Dataset items
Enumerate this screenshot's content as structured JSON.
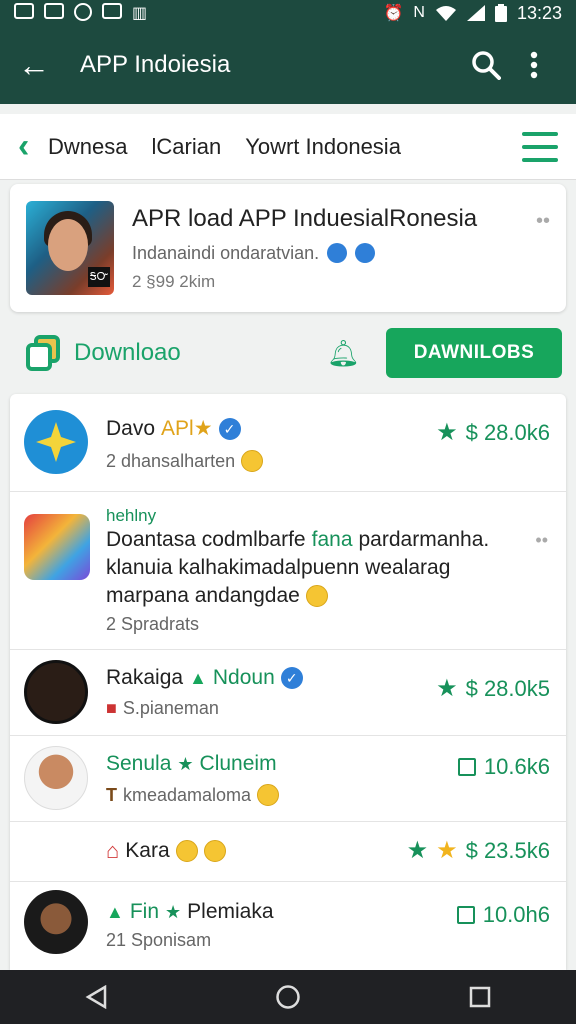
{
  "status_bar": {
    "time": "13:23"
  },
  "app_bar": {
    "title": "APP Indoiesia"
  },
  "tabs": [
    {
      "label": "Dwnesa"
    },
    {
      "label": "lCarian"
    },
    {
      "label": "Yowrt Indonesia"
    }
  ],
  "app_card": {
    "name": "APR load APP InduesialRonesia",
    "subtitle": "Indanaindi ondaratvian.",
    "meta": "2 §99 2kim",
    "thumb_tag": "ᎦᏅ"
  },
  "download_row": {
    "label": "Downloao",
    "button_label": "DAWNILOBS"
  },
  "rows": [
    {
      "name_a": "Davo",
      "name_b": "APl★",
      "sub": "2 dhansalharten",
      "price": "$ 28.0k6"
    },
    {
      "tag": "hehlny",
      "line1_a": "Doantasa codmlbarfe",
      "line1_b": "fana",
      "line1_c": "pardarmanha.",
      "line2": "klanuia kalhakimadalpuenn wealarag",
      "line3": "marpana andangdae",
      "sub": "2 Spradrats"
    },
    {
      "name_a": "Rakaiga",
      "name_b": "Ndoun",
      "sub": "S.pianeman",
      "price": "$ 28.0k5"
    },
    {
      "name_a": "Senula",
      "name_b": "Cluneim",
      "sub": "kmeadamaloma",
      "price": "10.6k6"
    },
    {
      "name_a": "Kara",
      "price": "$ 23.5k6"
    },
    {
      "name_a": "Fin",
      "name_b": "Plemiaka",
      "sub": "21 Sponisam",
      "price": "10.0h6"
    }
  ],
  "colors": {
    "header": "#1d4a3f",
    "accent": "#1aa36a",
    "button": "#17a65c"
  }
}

**WRITTEN EXERCISE**
Copy out all of the data word for word. Do not carry over any picture.

**TASK RESPONSE**
Enumerate this screenshot's content as structured JSON.
{
  "status_bar": {
    "time": "13:23"
  },
  "app_bar": {
    "title": "APP Indoiesia"
  },
  "tabs": [
    {
      "label": "Dwnesa"
    },
    {
      "label": "lCarian"
    },
    {
      "label": "Yowrt Indonesia"
    }
  ],
  "app_card": {
    "name": "APR load APP InduesialRonesia",
    "subtitle": "Indanaindi ondaratvian.",
    "meta": "2 §99 2kim",
    "thumb_tag": "ᎦᏅ"
  },
  "download_row": {
    "label": "Downloao",
    "button_label": "DAWNILOBS"
  },
  "rows": [
    {
      "name_a": "Davo",
      "name_b": "APl★",
      "sub": "2 dhansalharten",
      "price": "$ 28.0k6"
    },
    {
      "tag": "hehlny",
      "line1_a": "Doantasa codmlbarfe",
      "line1_b": "fana",
      "line1_c": "pardarmanha.",
      "line2": "klanuia kalhakimadalpuenn wealarag",
      "line3": "marpana andangdae",
      "sub": "2 Spradrats"
    },
    {
      "name_a": "Rakaiga",
      "name_b": "Ndoun",
      "sub": "S.pianeman",
      "price": "$ 28.0k5"
    },
    {
      "name_a": "Senula",
      "name_b": "Cluneim",
      "sub": "kmeadamaloma",
      "price": "10.6k6"
    },
    {
      "name_a": "Kara",
      "price": "$ 23.5k6"
    },
    {
      "name_a": "Fin",
      "name_b": "Plemiaka",
      "sub": "21 Sponisam",
      "price": "10.0h6"
    }
  ],
  "colors": {
    "header": "#1d4a3f",
    "accent": "#1aa36a",
    "button": "#17a65c"
  }
}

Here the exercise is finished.